- Set task
Looking at the listing beneath, work out how many lines hold "Akár" and report only that figure.

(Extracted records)
☆ ☆ ☆ ☆

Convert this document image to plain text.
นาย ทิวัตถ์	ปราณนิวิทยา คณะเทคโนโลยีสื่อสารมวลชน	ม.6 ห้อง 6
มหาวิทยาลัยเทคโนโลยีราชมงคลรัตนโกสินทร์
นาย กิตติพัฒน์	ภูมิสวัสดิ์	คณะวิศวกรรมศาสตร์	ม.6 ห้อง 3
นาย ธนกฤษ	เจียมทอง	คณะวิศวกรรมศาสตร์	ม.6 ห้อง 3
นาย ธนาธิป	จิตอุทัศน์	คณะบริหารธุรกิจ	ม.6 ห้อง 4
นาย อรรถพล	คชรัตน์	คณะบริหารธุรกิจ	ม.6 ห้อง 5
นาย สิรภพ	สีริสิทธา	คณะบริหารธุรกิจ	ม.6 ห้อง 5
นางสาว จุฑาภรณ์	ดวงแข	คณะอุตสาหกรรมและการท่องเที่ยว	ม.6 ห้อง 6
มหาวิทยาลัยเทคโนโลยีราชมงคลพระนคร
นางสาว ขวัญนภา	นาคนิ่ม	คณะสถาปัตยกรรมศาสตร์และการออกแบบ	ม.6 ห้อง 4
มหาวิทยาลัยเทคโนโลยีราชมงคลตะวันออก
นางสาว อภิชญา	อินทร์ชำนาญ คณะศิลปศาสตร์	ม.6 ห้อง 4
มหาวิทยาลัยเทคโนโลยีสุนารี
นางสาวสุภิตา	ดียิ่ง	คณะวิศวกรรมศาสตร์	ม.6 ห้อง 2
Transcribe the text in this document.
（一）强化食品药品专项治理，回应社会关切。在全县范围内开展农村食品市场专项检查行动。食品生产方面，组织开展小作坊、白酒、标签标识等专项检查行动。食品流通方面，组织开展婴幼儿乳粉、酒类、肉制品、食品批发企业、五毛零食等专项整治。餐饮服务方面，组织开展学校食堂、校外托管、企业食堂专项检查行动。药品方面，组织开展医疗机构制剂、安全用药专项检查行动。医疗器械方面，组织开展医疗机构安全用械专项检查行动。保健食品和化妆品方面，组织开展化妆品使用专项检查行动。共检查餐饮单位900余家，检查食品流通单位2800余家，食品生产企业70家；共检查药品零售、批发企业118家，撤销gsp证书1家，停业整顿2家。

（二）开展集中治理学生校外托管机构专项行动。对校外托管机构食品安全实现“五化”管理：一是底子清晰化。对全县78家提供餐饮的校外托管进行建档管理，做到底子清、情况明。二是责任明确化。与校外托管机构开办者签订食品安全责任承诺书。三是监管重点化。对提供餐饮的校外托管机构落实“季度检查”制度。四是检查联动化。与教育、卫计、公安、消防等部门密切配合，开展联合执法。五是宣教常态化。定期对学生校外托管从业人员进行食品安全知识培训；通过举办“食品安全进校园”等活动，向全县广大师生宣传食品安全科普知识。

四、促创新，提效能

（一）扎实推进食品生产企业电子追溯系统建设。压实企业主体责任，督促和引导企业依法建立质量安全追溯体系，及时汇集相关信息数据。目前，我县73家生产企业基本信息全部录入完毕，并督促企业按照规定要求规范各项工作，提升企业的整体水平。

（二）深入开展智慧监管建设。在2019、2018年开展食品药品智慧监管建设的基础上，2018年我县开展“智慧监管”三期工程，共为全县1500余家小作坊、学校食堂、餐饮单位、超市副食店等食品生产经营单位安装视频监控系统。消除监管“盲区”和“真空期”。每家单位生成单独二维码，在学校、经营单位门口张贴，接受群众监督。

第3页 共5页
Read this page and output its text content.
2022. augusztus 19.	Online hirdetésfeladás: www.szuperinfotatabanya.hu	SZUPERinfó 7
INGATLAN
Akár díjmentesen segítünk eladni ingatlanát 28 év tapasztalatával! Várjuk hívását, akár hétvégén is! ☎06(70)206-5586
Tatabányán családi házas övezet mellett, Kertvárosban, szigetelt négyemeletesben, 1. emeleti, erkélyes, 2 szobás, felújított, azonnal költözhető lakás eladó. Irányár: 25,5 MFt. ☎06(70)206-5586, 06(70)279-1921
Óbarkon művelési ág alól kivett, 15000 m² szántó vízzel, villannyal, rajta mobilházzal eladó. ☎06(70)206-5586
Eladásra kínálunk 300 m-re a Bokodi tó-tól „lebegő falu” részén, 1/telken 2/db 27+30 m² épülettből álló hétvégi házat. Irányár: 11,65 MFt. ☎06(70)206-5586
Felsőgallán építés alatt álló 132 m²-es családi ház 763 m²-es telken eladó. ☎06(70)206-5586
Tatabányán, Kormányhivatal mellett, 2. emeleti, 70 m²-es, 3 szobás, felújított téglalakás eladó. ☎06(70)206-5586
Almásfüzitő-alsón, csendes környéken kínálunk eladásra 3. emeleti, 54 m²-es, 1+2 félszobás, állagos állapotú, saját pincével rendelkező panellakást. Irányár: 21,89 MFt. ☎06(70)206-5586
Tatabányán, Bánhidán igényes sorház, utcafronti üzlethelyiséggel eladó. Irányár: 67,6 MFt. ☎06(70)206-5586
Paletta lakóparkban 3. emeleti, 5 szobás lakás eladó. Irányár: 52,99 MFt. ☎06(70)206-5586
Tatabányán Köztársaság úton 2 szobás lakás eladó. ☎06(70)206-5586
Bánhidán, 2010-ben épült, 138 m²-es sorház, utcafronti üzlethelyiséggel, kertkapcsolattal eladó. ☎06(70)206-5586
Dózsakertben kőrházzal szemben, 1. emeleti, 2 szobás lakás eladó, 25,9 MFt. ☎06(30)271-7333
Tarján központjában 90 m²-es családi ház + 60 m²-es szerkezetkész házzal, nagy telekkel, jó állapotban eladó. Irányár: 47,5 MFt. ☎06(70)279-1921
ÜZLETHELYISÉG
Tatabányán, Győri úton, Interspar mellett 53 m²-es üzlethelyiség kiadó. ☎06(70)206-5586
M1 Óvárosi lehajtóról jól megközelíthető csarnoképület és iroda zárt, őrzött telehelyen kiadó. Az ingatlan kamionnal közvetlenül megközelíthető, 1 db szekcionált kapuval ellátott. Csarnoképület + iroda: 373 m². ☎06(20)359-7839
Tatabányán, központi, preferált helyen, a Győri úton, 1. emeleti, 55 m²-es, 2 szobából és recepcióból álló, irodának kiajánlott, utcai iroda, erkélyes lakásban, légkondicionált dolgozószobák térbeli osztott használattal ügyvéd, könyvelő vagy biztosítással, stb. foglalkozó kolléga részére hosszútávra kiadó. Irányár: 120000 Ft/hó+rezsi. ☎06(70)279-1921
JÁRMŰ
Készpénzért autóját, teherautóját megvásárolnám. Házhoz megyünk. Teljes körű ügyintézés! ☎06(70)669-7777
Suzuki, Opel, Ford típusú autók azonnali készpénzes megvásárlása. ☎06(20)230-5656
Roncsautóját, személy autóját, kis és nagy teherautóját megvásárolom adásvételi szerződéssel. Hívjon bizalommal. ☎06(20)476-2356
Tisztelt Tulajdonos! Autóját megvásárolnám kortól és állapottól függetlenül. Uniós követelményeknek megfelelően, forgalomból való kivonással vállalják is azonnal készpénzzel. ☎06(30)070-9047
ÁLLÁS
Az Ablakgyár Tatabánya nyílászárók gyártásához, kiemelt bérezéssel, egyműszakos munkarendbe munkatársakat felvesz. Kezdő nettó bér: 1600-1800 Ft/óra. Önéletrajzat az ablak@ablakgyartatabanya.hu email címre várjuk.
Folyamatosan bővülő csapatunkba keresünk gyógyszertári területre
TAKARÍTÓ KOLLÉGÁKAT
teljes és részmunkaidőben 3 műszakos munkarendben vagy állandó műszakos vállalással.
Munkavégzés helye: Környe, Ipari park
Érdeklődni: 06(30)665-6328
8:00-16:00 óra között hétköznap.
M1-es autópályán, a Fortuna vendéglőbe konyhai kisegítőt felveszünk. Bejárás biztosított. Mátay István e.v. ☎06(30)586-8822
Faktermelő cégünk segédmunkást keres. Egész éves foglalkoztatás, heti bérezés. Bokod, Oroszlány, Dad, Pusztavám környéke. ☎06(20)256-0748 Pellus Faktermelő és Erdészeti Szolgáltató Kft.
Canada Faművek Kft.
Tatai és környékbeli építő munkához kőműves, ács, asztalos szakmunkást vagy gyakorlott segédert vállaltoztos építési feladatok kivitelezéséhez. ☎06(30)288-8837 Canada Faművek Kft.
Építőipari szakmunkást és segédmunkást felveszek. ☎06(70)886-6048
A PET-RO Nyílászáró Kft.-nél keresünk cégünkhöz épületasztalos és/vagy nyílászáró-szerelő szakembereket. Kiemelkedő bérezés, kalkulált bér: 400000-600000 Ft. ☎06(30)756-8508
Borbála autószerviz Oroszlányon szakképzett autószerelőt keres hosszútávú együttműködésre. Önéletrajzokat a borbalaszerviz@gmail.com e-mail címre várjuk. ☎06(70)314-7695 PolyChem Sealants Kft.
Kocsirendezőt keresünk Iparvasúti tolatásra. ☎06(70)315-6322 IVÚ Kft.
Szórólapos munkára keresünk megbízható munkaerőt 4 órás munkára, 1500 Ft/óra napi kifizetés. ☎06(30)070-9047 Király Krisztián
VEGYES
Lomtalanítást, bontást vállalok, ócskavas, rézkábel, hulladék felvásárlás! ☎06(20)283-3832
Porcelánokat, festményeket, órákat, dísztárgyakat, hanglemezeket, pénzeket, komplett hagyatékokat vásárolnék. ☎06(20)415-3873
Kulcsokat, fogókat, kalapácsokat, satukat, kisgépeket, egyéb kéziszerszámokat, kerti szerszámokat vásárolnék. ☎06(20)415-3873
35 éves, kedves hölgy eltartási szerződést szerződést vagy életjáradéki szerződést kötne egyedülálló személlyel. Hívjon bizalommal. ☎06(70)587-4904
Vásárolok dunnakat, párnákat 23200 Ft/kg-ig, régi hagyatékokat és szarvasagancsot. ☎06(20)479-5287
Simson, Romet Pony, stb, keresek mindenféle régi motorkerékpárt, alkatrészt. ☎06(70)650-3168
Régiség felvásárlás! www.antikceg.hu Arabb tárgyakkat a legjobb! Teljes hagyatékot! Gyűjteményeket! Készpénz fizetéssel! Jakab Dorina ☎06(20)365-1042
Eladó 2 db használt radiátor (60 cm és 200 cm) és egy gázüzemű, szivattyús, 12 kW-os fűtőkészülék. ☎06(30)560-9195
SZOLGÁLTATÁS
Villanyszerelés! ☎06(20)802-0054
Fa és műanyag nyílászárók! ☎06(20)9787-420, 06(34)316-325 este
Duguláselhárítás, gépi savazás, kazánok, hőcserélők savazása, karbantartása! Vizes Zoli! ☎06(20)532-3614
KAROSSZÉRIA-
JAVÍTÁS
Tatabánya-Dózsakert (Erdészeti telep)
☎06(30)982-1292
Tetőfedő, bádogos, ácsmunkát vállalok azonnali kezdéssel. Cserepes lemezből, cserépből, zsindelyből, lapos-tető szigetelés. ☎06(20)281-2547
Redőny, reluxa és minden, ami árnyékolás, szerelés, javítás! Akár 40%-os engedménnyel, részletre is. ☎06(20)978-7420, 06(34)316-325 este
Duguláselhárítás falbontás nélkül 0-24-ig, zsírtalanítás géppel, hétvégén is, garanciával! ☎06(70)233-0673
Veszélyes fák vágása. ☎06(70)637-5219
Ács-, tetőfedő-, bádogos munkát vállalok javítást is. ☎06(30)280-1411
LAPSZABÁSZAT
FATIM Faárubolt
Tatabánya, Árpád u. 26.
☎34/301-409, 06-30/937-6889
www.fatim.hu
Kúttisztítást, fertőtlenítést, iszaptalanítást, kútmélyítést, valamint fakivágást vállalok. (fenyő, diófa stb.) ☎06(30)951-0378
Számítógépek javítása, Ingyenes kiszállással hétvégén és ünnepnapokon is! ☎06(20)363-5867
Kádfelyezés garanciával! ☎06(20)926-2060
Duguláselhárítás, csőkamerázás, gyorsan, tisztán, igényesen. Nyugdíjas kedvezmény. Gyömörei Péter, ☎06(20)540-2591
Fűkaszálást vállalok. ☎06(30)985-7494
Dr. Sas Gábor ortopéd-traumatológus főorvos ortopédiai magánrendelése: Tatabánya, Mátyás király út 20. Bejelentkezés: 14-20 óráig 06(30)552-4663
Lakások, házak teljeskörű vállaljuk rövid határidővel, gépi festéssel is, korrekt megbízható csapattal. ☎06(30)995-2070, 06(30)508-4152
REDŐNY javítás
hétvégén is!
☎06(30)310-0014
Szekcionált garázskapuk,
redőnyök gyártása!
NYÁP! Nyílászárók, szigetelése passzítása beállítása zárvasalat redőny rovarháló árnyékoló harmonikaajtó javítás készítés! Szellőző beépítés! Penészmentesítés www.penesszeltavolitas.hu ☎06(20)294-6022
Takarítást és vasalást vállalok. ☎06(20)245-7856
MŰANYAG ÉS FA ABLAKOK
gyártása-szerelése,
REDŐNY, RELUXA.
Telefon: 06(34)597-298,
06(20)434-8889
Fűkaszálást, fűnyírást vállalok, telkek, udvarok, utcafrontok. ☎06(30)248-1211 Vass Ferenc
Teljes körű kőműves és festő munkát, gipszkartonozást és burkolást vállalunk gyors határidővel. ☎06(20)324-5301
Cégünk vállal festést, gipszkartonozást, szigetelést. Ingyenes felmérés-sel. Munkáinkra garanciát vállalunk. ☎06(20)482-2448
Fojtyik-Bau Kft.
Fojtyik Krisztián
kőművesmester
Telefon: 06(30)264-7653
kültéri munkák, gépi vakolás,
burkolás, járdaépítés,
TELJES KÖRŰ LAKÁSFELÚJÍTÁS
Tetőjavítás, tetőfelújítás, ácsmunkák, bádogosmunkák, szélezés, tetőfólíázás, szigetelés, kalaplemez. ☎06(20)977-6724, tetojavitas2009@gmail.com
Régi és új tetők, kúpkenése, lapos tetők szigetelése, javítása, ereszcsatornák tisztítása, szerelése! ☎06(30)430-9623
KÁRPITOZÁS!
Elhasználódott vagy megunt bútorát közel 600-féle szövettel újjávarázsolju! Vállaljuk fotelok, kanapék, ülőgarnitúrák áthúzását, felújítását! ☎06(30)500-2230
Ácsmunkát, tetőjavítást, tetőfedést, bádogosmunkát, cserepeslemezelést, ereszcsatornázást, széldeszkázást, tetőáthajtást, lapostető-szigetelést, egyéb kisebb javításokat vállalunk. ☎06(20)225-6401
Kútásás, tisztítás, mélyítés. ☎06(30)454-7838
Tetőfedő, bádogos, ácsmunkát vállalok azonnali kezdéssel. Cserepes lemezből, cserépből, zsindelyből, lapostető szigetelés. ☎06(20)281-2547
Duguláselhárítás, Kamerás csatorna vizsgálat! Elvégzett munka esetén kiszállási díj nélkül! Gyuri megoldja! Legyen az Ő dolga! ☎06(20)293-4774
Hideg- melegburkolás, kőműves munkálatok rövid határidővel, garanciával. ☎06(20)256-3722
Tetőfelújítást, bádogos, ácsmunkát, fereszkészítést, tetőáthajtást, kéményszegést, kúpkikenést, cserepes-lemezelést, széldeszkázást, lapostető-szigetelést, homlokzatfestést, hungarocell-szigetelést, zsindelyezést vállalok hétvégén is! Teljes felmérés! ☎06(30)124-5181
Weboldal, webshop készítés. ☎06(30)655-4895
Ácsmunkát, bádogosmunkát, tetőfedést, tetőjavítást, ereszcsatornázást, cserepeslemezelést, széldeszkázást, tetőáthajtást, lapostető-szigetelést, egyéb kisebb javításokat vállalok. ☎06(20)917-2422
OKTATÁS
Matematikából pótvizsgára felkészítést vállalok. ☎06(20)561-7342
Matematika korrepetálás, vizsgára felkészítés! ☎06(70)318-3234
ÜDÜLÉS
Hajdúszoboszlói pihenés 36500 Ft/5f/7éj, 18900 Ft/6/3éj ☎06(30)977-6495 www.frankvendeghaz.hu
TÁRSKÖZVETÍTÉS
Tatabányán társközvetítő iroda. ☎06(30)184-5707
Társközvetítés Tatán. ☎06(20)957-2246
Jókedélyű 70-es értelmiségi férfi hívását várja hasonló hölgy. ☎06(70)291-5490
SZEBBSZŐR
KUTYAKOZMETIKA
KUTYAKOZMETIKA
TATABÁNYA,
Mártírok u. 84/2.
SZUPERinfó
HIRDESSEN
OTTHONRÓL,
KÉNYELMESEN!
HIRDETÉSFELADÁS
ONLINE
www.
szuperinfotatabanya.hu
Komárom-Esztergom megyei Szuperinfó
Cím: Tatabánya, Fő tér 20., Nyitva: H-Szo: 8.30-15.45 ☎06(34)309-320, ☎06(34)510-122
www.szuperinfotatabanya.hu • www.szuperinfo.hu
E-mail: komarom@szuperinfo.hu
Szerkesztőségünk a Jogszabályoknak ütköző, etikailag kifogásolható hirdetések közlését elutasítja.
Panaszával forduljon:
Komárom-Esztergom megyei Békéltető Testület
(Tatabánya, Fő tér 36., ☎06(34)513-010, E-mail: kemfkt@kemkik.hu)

☆ ☆ ☆ ☆

- Exercise result
2